Repeat the data verbatim.
-- begin Data listing --
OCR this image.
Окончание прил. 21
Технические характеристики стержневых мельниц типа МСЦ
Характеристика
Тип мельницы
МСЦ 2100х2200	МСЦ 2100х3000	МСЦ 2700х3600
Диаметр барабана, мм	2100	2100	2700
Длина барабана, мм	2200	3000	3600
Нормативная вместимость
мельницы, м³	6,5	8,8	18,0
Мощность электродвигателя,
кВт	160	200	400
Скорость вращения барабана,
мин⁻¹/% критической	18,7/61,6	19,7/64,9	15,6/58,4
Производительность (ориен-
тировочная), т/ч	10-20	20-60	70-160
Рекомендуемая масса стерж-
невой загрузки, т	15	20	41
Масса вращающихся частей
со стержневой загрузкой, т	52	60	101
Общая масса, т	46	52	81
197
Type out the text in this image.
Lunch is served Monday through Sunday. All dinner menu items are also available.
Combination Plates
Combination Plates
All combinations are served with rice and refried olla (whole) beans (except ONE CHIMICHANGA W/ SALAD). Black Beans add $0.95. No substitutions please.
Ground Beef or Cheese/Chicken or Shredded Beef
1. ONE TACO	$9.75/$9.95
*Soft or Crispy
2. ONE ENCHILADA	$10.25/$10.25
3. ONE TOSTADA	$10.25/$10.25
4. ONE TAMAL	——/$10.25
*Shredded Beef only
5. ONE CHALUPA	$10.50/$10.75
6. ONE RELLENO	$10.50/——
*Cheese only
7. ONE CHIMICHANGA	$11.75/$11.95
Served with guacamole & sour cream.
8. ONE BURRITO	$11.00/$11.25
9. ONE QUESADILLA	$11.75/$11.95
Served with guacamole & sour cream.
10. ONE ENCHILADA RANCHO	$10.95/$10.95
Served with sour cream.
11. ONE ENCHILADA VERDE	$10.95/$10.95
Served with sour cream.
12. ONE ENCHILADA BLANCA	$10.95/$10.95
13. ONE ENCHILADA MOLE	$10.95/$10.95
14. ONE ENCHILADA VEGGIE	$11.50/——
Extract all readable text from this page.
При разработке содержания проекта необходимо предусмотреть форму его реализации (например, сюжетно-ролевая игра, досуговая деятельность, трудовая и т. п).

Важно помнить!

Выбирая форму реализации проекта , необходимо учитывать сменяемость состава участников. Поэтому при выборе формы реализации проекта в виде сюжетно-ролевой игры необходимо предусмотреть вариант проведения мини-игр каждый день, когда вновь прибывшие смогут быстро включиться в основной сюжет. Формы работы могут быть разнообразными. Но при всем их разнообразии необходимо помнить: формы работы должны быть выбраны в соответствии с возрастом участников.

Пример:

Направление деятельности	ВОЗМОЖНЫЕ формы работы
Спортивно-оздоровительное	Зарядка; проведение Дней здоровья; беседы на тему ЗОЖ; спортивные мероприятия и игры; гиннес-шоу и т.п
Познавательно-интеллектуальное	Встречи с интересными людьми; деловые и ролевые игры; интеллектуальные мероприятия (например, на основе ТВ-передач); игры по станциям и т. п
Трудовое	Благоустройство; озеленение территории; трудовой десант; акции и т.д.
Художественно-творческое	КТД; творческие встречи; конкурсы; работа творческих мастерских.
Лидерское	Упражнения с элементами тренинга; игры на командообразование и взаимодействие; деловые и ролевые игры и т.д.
-- end Data listing --
▶ Task result:
OCR this image.
Окончание прил. 21
Технические характеристики стержневых мельниц типа МСЦ
Характеристика
Тип мельницы
МСЦ 2100х2200	МСЦ 2100х3000	МСЦ 2700х3600
Диаметр барабана, мм	2100	2100	2700
Длина барабана, мм	2200	3000	3600
Нормативная вместимость
мельницы, м³	6,5	8,8	18,0
Мощность электродвигателя,
кВт	160	200	400
Скорость вращения барабана,
мин⁻¹/% критической	18,7/61,6	19,7/64,9	15,6/58,4
Производительность (ориен-
тировочная), т/ч	10-20	20-60	70-160
Рекомендуемая масса стерж-
невой загрузки, т	15	20	41
Масса вращающихся частей
со стержневой загрузкой, т	52	60	101
Общая масса, т	46	52	81
197
Type out the text in this image.
Lunch is served Monday through Sunday. All dinner menu items are also available.
Combination Plates
Combination Plates
All combinations are served with rice and refried olla (whole) beans (except ONE CHIMICHANGA W/ SALAD). Black Beans add $0.95. No substitutions please.
Ground Beef or Cheese/Chicken or Shredded Beef
1. ONE TACO	$9.75/$9.95
*Soft or Crispy
2. ONE ENCHILADA	$10.25/$10.25
3. ONE TOSTADA	$10.25/$10.25
4. ONE TAMAL	——/$10.25
*Shredded Beef only
5. ONE CHALUPA	$10.50/$10.75
6. ONE RELLENO	$10.50/——
*Cheese only
7. ONE CHIMICHANGA	$11.75/$11.95
Served with guacamole & sour cream.
8. ONE BURRITO	$11.00/$11.25
9. ONE QUESADILLA	$11.75/$11.95
Served with guacamole & sour cream.
10. ONE ENCHILADA RANCHO	$10.95/$10.95
Served with sour cream.
11. ONE ENCHILADA VERDE	$10.95/$10.95
Served with sour cream.
12. ONE ENCHILADA BLANCA	$10.95/$10.95
13. ONE ENCHILADA MOLE	$10.95/$10.95
14. ONE ENCHILADA VEGGIE	$11.50/——
Extract all readable text from this page.
При разработке содержания проекта необходимо предусмотреть форму его реализации (например, сюжетно-ролевая игра, досуговая деятельность, трудовая и т. п).

Важно помнить!

Выбирая форму реализации проекта , необходимо учитывать сменяемость состава участников. Поэтому при выборе формы реализации проекта в виде сюжетно-ролевой игры необходимо предусмотреть вариант проведения мини-игр каждый день, когда вновь прибывшие смогут быстро включиться в основной сюжет. Формы работы могут быть разнообразными. Но при всем их разнообразии необходимо помнить: формы работы должны быть выбраны в соответствии с возрастом участников.

Пример:

Направление деятельности	ВОЗМОЖНЫЕ формы работы
Спортивно-оздоровительное	Зарядка; проведение Дней здоровья; беседы на тему ЗОЖ; спортивные мероприятия и игры; гиннес-шоу и т.п
Познавательно-интеллектуальное	Встречи с интересными людьми; деловые и ролевые игры; интеллектуальные мероприятия (например, на основе ТВ-передач); игры по станциям и т. п
Трудовое	Благоустройство; озеленение территории; трудовой десант; акции и т.д.
Художественно-творческое	КТД; творческие встречи; конкурсы; работа творческих мастерских.
Лидерское	Упражнения с элементами тренинга; игры на командообразование и взаимодействие; деловые и ролевые игры и т.д.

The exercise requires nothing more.